=== AIM ===
Count the lines that hold the string "vmax". Reply with the number alone.

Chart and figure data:
···

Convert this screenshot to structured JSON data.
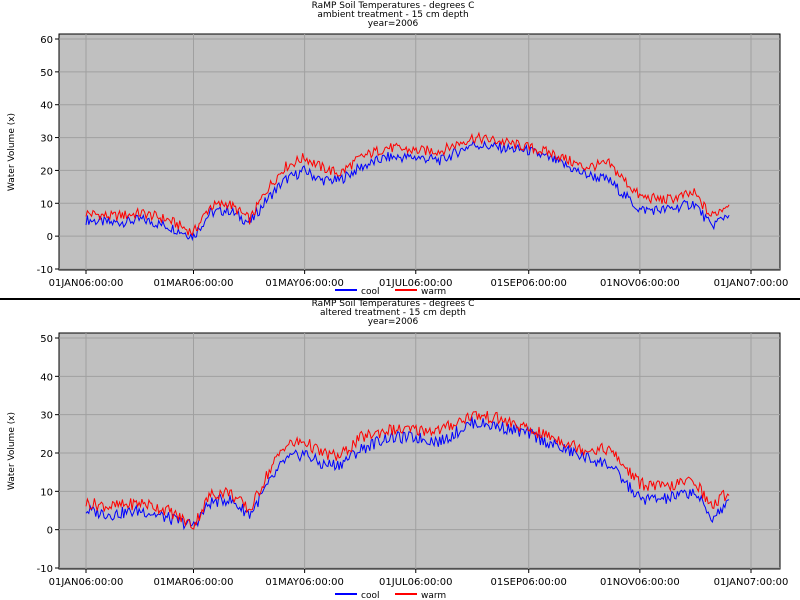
{
  "chart_data": [
    {
      "type": "line",
      "title": "RaMP Soil Temperatures - degrees C",
      "subtitle": "ambient treatment - 15 cm depth",
      "subtitle2": "year=2006",
      "xlabel": "",
      "ylabel": "Water Volume (x)",
      "ylim": [
        -10,
        60
      ],
      "yticks": [
        "-10",
        "0",
        "10",
        "20",
        "30",
        "40",
        "50",
        "60"
      ],
      "xticks": [
        "01JAN06:00:00",
        "01MAR06:00:00",
        "01MAY06:00:00",
        "01JUL06:00:00",
        "01SEP06:00:00",
        "01NOV06:00:00",
        "01JAN07:00:00"
      ],
      "grid": true,
      "legend_placement": "top-center",
      "x": [
        "2006-01-01",
        "2006-01-15",
        "2006-02-01",
        "2006-02-15",
        "2006-03-01",
        "2006-03-10",
        "2006-03-20",
        "2006-04-01",
        "2006-04-10",
        "2006-04-20",
        "2006-05-01",
        "2006-05-10",
        "2006-05-20",
        "2006-06-01",
        "2006-06-15",
        "2006-07-01",
        "2006-07-15",
        "2006-08-01",
        "2006-08-15",
        "2006-09-01",
        "2006-09-15",
        "2006-10-01",
        "2006-10-15",
        "2006-11-01",
        "2006-11-15",
        "2006-12-01",
        "2006-12-10",
        "2006-12-20"
      ],
      "series": [
        {
          "name": "cool",
          "color": "#0000ff",
          "values": [
            5,
            4,
            5,
            3,
            0,
            7,
            8,
            4,
            11,
            17,
            20,
            17,
            17,
            21,
            24,
            24,
            23,
            28,
            27,
            26,
            23,
            19,
            17,
            8,
            8,
            10,
            3,
            7
          ]
        },
        {
          "name": "warm",
          "color": "#ff0000",
          "values": [
            7,
            6,
            7,
            5,
            1,
            9,
            10,
            5,
            14,
            21,
            24,
            21,
            19,
            24,
            27,
            26,
            26,
            30,
            29,
            27,
            25,
            21,
            22,
            12,
            11,
            13,
            6,
            10
          ]
        }
      ]
    },
    {
      "type": "line",
      "title": "RaMP Soil Temperatures - degrees C",
      "subtitle": "altered treatment - 15 cm depth",
      "subtitle2": "year=2006",
      "xlabel": "",
      "ylabel": "Water Volume (x)",
      "ylim": [
        -10,
        50
      ],
      "yticks": [
        "-10",
        "0",
        "10",
        "20",
        "30",
        "40",
        "50"
      ],
      "xticks": [
        "01JAN06:00:00",
        "01MAR06:00:00",
        "01MAY06:00:00",
        "01JUL06:00:00",
        "01SEP06:00:00",
        "01NOV06:00:00",
        "01JAN07:00:00"
      ],
      "grid": true,
      "legend_placement": "bottom-center",
      "x": [
        "2006-01-01",
        "2006-01-15",
        "2006-02-01",
        "2006-02-15",
        "2006-03-01",
        "2006-03-10",
        "2006-03-20",
        "2006-04-01",
        "2006-04-10",
        "2006-04-20",
        "2006-05-01",
        "2006-05-10",
        "2006-05-20",
        "2006-06-01",
        "2006-06-15",
        "2006-07-01",
        "2006-07-15",
        "2006-08-01",
        "2006-08-15",
        "2006-09-01",
        "2006-09-15",
        "2006-10-01",
        "2006-10-15",
        "2006-11-01",
        "2006-11-15",
        "2006-12-01",
        "2006-12-10",
        "2006-12-20"
      ],
      "series": [
        {
          "name": "cool",
          "color": "#0000ff",
          "values": [
            5,
            4,
            5,
            3,
            1,
            7,
            8,
            4,
            11,
            18,
            20,
            17,
            17,
            21,
            24,
            24,
            23,
            28,
            27,
            25,
            22,
            19,
            17,
            8,
            8,
            10,
            3,
            7
          ]
        },
        {
          "name": "warm",
          "color": "#ff0000",
          "values": [
            7,
            6,
            7,
            5,
            1,
            9,
            10,
            5,
            14,
            22,
            23,
            20,
            19,
            24,
            26,
            26,
            26,
            30,
            29,
            26,
            24,
            21,
            21,
            12,
            11,
            13,
            6,
            10
          ]
        }
      ]
    }
  ]
}
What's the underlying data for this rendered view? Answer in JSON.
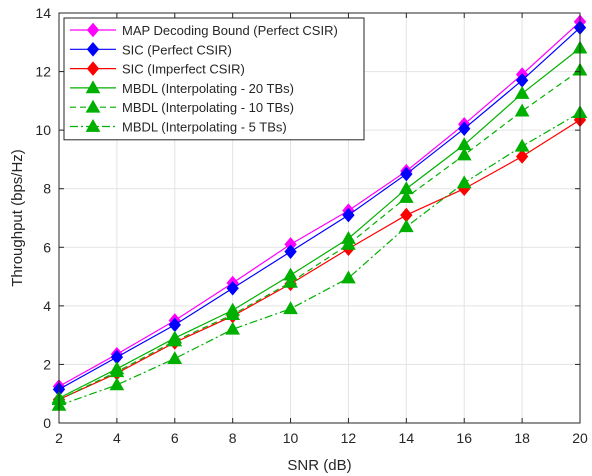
{
  "chart_data": {
    "type": "line",
    "xlabel": "SNR (dB)",
    "ylabel": "Throughput (bps/Hz)",
    "xlim": [
      2,
      20
    ],
    "ylim": [
      0,
      14
    ],
    "xticks": [
      2,
      4,
      6,
      8,
      10,
      12,
      14,
      16,
      18,
      20
    ],
    "yticks": [
      0,
      2,
      4,
      6,
      8,
      10,
      12,
      14
    ],
    "grid": true,
    "legend_position": "top-left",
    "x": [
      2,
      4,
      6,
      8,
      10,
      12,
      14,
      16,
      18,
      20
    ],
    "series": [
      {
        "name": "MAP Decoding Bound (Perfect CSIR)",
        "color": "#ff00ff",
        "marker": "diamond",
        "line_style": "solid",
        "values": [
          1.25,
          2.35,
          3.5,
          4.78,
          6.1,
          7.25,
          8.6,
          10.2,
          11.9,
          13.7
        ]
      },
      {
        "name": "SIC (Perfect CSIR)",
        "color": "#0000ff",
        "marker": "diamond",
        "line_style": "solid",
        "values": [
          1.15,
          2.25,
          3.35,
          4.6,
          5.85,
          7.1,
          8.5,
          10.05,
          11.7,
          13.5
        ]
      },
      {
        "name": "SIC (Imperfect CSIR)",
        "color": "#ff0000",
        "marker": "diamond",
        "line_style": "solid",
        "values": [
          0.8,
          1.7,
          2.75,
          3.65,
          4.75,
          5.95,
          7.1,
          8.0,
          9.1,
          10.35
        ]
      },
      {
        "name": "MBDL (Interpolating - 20 TBs)",
        "color": "#00b000",
        "marker": "triangle",
        "line_style": "solid",
        "values": [
          0.85,
          1.85,
          2.9,
          3.85,
          5.05,
          6.3,
          8.0,
          9.5,
          11.25,
          12.8
        ]
      },
      {
        "name": "MBDL (Interpolating - 10 TBs)",
        "color": "#00b000",
        "marker": "triangle",
        "line_style": "dashed",
        "values": [
          0.8,
          1.75,
          2.8,
          3.7,
          4.8,
          6.1,
          7.7,
          9.15,
          10.65,
          12.05
        ]
      },
      {
        "name": "MBDL (Interpolating - 5 TBs)",
        "color": "#00b000",
        "marker": "triangle",
        "line_style": "dashdot",
        "values": [
          0.6,
          1.3,
          2.2,
          3.2,
          3.9,
          4.95,
          6.7,
          8.2,
          9.45,
          10.6
        ]
      }
    ]
  }
}
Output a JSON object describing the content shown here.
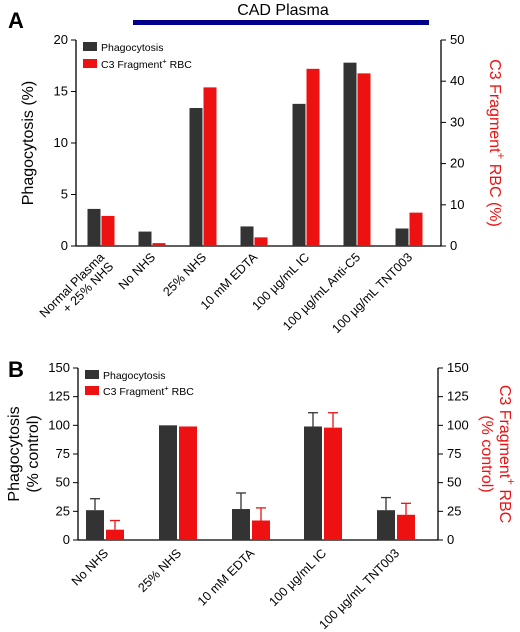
{
  "colors": {
    "phago": "#333333",
    "c3": "#ee1111",
    "bracket": "#00008b",
    "axis": "#000000",
    "rightAxis": "#ee1111"
  },
  "panels": [
    {
      "panel_label": "A",
      "bracket_label": "CAD Plasma",
      "legend": [
        "Phagocytosis",
        "C3 Fragment",
        "+",
        " RBC"
      ],
      "chart_data": {
        "type": "bar",
        "categories": [
          "Normal Plasma\n+ 25% NHS",
          "No NHS",
          "25% NHS",
          "10 mM EDTA",
          "100 µg/mL IC",
          "100 µg/mL Anti-C5",
          "100 µg/mL TNT003"
        ],
        "series": [
          {
            "name": "Phagocytosis",
            "axis": "left",
            "values": [
              3.6,
              1.4,
              13.4,
              1.9,
              13.8,
              17.8,
              1.7
            ]
          },
          {
            "name": "C3 Fragment+ RBC",
            "axis": "right",
            "values": [
              7.3,
              0.7,
              38.5,
              2.1,
              43.0,
              41.9,
              8.1
            ]
          }
        ],
        "ylabel": "Phagocytosis (%)",
        "ylabel_right": [
          "C3 Fragment",
          "+",
          " RBC (%)"
        ],
        "ylim": [
          0,
          20
        ],
        "ylim_right": [
          0,
          50
        ],
        "yticks": [
          "0",
          "5",
          "10",
          "15",
          "20"
        ],
        "yticks_right": [
          "0",
          "10",
          "20",
          "30",
          "40",
          "50"
        ]
      }
    },
    {
      "panel_label": "B",
      "legend": [
        "Phagocytosis",
        "C3 Fragment",
        "+",
        " RBC"
      ],
      "chart_data": {
        "type": "bar",
        "categories": [
          "No NHS",
          "25% NHS",
          "10 mM EDTA",
          "100 µg/mL IC",
          "100 µg/mL TNT003"
        ],
        "series": [
          {
            "name": "Phagocytosis",
            "axis": "left",
            "values": [
              26,
              100,
              27,
              99,
              26
            ],
            "errors": [
              10,
              0,
              14,
              12,
              11
            ]
          },
          {
            "name": "C3 Fragment+ RBC",
            "axis": "right",
            "values": [
              9,
              99,
              17,
              98,
              22
            ],
            "errors": [
              8,
              0,
              11,
              13,
              10
            ]
          }
        ],
        "ylabel": [
          "Phagocytosis",
          "(% control)"
        ],
        "ylabel_right": [
          "C3 Fragment",
          "+",
          " RBC",
          "(% control)"
        ],
        "ylim": [
          0,
          150
        ],
        "ylim_right": [
          0,
          150
        ],
        "yticks": [
          "0",
          "25",
          "50",
          "75",
          "100",
          "125",
          "150"
        ],
        "yticks_right": [
          "0",
          "25",
          "50",
          "75",
          "100",
          "125",
          "150"
        ]
      }
    }
  ]
}
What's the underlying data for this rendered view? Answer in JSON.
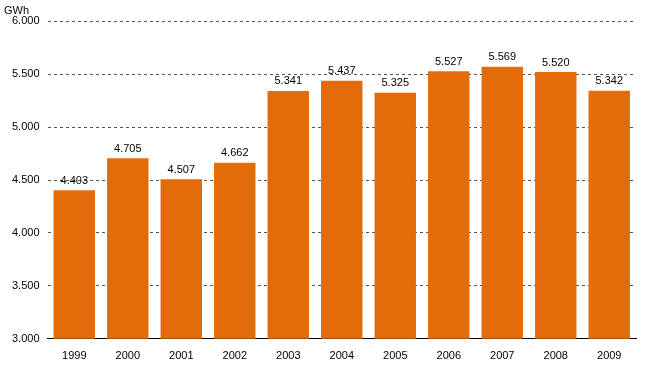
{
  "chart_data": {
    "type": "bar",
    "ylabel": "GWh",
    "categories": [
      "1999",
      "2000",
      "2001",
      "2002",
      "2003",
      "2004",
      "2005",
      "2006",
      "2007",
      "2008",
      "2009"
    ],
    "values": [
      4403,
      4705,
      4507,
      4662,
      5341,
      5437,
      5325,
      5527,
      5569,
      5520,
      5342
    ],
    "value_labels": [
      "4.403",
      "4.705",
      "4.507",
      "4.662",
      "5.341",
      "5.437",
      "5.325",
      "5.527",
      "5.569",
      "5.520",
      "5.342"
    ],
    "color": "#e36c0a",
    "ylim": [
      3000,
      6000
    ],
    "yticks": [
      {
        "value": 3000,
        "label": "3.000"
      },
      {
        "value": 3500,
        "label": "3.500"
      },
      {
        "value": 4000,
        "label": "4.000"
      },
      {
        "value": 4500,
        "label": "4.500"
      },
      {
        "value": 5000,
        "label": "5.000"
      },
      {
        "value": 5500,
        "label": "5.500"
      },
      {
        "value": 6000,
        "label": "6.000"
      }
    ],
    "grid": true,
    "data_labels": true
  }
}
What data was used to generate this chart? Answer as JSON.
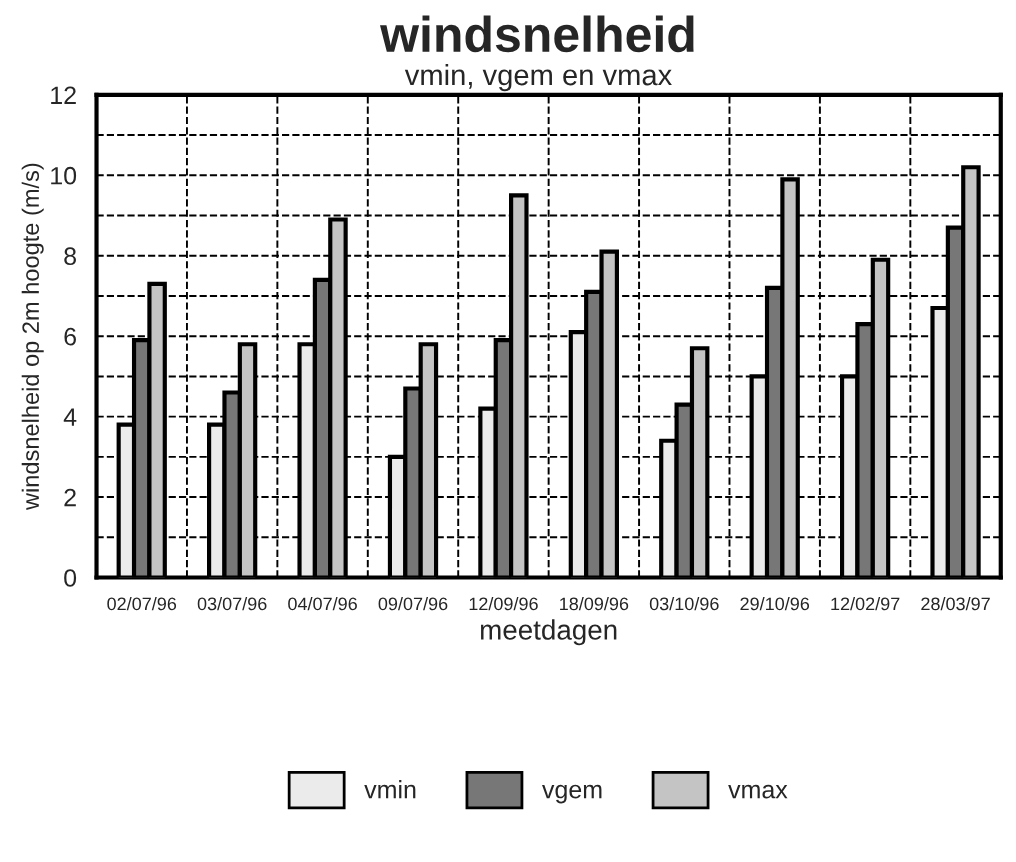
{
  "chart_data": {
    "type": "bar",
    "title": "windsnelheid",
    "subtitle": "vmin, vgem en vmax",
    "xlabel": "meetdagen",
    "ylabel": "windsnelheid op 2m hoogte (m/s)",
    "categories": [
      "02/07/96",
      "03/07/96",
      "04/07/96",
      "09/07/96",
      "12/09/96",
      "18/09/96",
      "03/10/96",
      "29/10/96",
      "12/02/97",
      "28/03/97"
    ],
    "series": [
      {
        "name": "vmin",
        "color": "#ebebeb",
        "values": [
          3.8,
          3.8,
          5.8,
          3.0,
          4.2,
          6.1,
          3.4,
          5.0,
          5.0,
          6.7
        ]
      },
      {
        "name": "vgem",
        "color": "#777777",
        "values": [
          5.9,
          4.6,
          7.4,
          4.7,
          5.9,
          7.1,
          4.3,
          7.2,
          6.3,
          8.7
        ]
      },
      {
        "name": "vmax",
        "color": "#c4c4c4",
        "values": [
          7.3,
          5.8,
          8.9,
          5.8,
          9.5,
          8.1,
          5.7,
          9.9,
          7.9,
          10.2
        ]
      }
    ],
    "ylim": [
      0,
      12
    ],
    "yticks": [
      0,
      2,
      4,
      6,
      8,
      10,
      12
    ],
    "grid": true,
    "legend": "bottom"
  }
}
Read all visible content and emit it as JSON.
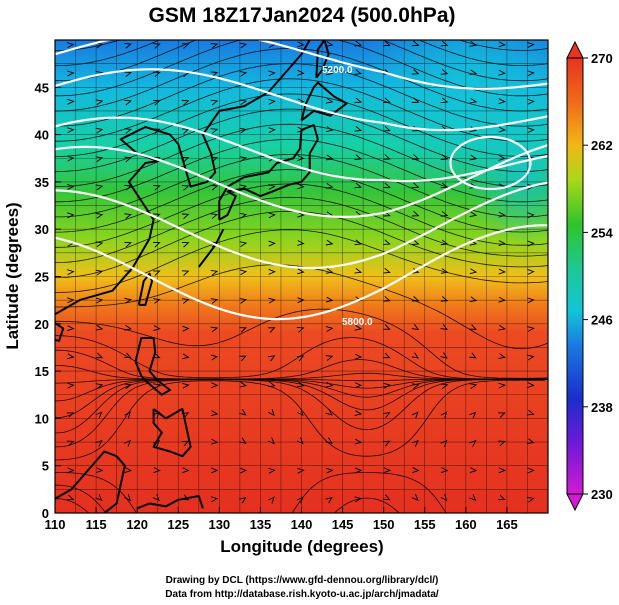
{
  "chart_data": {
    "type": "heatmap",
    "title": "GSM 18Z17Jan2024 (500.0hPa)",
    "xlabel": "Longitude (degrees)",
    "ylabel": "Latitude (degrees)",
    "xlim": [
      110,
      170
    ],
    "ylim": [
      0,
      50
    ],
    "x_ticks": [
      "110",
      "115",
      "120",
      "125",
      "130",
      "135",
      "140",
      "145",
      "150",
      "155",
      "160",
      "165"
    ],
    "y_ticks": [
      "0",
      "5",
      "10",
      "15",
      "20",
      "25",
      "30",
      "35",
      "40",
      "45"
    ],
    "grid": true,
    "colorbar": {
      "position": "right",
      "min": 230,
      "max": 270,
      "ticks": [
        "230",
        "238",
        "246",
        "254",
        "262",
        "270"
      ],
      "colors": [
        "#d21ad2",
        "#1a2ecc",
        "#13c4d8",
        "#30c42a",
        "#f2b716",
        "#e83420"
      ]
    },
    "contour_labels": [
      "5200.0",
      "5800.0"
    ],
    "field_notes": "temperature field with streamlines and geopotential height contours"
  },
  "credits": {
    "line1": "Drawing by DCL (https://www.gfd-dennou.org/library/dcl/)",
    "line2": "Data from http://database.rish.kyoto-u.ac.jp/arch/jmadata/"
  }
}
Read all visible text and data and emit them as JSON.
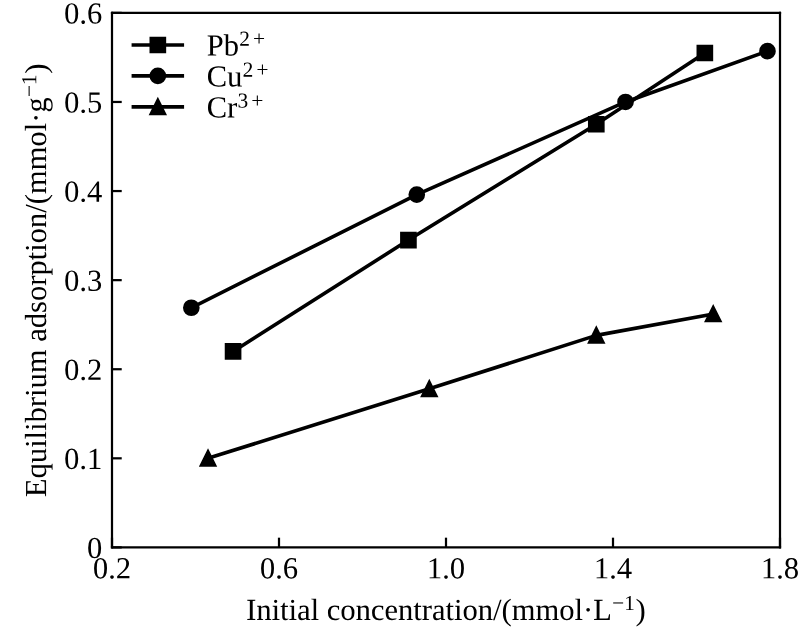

···

=== REPLY TO THE EXERCISE ===
2